_WRITTEN TASK_
Track down the lines that contain "JSON" and copy them.

_RECORDS PROVIDED_

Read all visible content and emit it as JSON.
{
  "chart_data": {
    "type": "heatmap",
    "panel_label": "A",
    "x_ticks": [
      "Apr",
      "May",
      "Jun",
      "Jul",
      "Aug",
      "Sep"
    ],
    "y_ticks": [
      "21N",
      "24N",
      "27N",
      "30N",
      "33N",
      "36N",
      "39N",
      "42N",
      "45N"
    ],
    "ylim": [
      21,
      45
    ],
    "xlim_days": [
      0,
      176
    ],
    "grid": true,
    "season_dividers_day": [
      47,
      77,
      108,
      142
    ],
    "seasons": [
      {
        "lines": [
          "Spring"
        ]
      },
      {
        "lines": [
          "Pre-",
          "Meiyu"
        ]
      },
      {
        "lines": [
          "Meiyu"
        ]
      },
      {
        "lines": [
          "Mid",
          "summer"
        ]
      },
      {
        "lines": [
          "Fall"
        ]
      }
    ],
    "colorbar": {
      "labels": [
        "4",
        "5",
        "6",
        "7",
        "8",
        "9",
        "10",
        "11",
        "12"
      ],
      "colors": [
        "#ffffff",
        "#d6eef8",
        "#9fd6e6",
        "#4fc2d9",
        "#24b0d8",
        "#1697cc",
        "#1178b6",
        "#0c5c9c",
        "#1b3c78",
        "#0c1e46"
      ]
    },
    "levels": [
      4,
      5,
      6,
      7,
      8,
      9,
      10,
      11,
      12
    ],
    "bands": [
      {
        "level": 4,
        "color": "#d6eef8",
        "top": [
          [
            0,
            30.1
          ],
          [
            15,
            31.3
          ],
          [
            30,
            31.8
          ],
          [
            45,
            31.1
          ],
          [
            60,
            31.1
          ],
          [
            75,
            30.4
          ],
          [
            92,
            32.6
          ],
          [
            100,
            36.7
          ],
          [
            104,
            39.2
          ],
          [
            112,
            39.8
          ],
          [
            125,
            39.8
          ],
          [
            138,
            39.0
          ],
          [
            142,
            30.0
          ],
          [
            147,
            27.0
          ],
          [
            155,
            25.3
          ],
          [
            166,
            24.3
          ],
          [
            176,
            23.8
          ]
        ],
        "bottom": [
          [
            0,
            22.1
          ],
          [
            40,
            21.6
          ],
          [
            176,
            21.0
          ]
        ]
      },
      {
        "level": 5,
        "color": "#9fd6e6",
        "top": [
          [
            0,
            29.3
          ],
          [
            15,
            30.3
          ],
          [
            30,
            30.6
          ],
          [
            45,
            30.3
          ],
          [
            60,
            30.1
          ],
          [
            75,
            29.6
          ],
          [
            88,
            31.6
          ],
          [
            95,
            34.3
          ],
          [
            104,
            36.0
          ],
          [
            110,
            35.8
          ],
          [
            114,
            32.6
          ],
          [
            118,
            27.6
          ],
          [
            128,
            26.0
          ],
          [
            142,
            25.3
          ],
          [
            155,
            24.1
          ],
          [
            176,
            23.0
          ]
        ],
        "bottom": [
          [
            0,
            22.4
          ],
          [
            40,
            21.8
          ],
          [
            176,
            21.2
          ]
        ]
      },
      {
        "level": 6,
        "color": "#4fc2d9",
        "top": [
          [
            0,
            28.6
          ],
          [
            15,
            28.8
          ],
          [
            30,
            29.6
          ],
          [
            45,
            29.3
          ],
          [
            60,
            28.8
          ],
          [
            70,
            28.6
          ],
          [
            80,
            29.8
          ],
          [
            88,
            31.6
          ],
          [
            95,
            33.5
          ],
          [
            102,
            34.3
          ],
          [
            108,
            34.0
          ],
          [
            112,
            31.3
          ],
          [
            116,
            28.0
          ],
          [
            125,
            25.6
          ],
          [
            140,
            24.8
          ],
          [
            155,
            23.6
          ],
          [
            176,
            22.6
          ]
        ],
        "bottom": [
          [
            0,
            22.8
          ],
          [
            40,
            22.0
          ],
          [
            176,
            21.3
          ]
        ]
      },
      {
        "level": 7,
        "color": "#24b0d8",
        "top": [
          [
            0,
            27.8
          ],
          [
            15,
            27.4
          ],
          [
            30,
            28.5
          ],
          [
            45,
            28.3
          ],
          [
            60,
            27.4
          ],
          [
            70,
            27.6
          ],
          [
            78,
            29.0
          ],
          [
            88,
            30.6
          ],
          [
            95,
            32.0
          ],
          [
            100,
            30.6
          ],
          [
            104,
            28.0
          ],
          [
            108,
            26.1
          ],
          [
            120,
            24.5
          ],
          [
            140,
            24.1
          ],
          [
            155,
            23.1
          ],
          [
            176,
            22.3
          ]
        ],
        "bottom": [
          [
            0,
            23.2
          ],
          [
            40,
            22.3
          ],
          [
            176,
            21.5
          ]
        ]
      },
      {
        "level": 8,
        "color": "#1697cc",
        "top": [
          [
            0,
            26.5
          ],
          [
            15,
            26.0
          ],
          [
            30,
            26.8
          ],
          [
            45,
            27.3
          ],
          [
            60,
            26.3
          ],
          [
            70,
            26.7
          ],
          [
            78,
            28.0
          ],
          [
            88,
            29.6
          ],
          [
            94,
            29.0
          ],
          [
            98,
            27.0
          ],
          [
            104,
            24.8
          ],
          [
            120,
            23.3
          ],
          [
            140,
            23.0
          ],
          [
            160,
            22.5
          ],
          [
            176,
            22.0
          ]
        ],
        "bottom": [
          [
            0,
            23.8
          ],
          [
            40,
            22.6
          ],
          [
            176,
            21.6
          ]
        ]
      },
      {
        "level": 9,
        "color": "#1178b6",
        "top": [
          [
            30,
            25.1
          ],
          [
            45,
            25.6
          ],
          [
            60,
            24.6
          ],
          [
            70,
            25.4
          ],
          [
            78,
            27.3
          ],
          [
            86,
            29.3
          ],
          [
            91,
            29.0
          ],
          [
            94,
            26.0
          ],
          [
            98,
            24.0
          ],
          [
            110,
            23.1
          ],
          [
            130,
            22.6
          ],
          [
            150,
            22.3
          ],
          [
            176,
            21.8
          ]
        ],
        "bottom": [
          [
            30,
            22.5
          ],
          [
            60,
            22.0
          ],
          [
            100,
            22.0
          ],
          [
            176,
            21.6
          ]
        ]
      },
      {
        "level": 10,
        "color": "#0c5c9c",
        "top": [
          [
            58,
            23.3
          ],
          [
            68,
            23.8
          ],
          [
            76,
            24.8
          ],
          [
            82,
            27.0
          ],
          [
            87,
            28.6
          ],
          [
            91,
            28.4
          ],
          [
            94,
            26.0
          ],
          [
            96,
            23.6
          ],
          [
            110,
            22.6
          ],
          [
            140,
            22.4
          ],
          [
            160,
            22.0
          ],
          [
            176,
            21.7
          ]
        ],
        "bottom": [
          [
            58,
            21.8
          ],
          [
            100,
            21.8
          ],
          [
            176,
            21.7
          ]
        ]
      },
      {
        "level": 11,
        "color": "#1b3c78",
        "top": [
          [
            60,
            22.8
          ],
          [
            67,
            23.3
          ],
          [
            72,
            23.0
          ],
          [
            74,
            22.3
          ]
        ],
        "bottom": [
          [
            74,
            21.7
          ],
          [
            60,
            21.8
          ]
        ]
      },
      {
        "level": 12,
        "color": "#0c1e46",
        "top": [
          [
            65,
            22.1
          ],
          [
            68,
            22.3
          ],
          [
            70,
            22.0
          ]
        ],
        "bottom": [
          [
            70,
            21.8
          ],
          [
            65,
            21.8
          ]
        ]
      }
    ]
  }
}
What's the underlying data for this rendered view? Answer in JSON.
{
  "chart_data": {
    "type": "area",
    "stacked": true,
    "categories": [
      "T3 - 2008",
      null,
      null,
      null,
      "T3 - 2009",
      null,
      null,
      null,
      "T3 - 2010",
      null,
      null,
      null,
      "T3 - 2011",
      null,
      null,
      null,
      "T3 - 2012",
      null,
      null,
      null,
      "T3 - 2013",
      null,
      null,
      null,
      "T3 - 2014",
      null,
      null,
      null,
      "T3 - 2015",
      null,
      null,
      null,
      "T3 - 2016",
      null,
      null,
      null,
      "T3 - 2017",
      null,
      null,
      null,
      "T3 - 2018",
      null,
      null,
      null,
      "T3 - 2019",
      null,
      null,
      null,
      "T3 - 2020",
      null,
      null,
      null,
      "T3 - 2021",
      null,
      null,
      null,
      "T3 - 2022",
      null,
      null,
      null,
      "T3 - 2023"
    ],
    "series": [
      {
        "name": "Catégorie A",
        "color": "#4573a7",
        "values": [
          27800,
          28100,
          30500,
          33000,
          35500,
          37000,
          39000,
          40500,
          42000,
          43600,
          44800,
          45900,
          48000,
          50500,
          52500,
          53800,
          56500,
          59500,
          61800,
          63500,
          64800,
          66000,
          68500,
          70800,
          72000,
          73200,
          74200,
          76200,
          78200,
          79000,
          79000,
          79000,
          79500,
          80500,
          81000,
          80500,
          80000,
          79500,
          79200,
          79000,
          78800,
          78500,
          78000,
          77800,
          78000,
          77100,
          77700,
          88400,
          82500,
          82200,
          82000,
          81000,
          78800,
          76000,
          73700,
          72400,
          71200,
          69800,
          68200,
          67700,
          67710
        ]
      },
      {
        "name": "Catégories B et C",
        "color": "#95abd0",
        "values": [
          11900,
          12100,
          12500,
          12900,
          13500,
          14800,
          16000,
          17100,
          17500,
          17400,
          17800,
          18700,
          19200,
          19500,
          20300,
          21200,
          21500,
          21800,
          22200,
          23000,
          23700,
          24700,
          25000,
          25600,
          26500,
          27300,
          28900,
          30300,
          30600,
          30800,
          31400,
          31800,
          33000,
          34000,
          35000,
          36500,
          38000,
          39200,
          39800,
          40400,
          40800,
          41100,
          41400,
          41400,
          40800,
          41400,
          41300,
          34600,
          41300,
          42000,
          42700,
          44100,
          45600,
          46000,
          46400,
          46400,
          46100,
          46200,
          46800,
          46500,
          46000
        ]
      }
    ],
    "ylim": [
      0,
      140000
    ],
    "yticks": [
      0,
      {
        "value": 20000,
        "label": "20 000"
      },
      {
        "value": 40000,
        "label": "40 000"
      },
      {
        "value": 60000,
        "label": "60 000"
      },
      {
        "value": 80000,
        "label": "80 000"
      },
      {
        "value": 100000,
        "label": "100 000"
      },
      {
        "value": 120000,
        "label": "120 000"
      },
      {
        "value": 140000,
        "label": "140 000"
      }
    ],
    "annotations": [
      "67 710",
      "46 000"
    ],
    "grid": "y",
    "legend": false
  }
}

_COMPLETE ANSWER_
Read all visible content and emit it as JSON.
What's the underlying data for this rendered view? Answer in JSON.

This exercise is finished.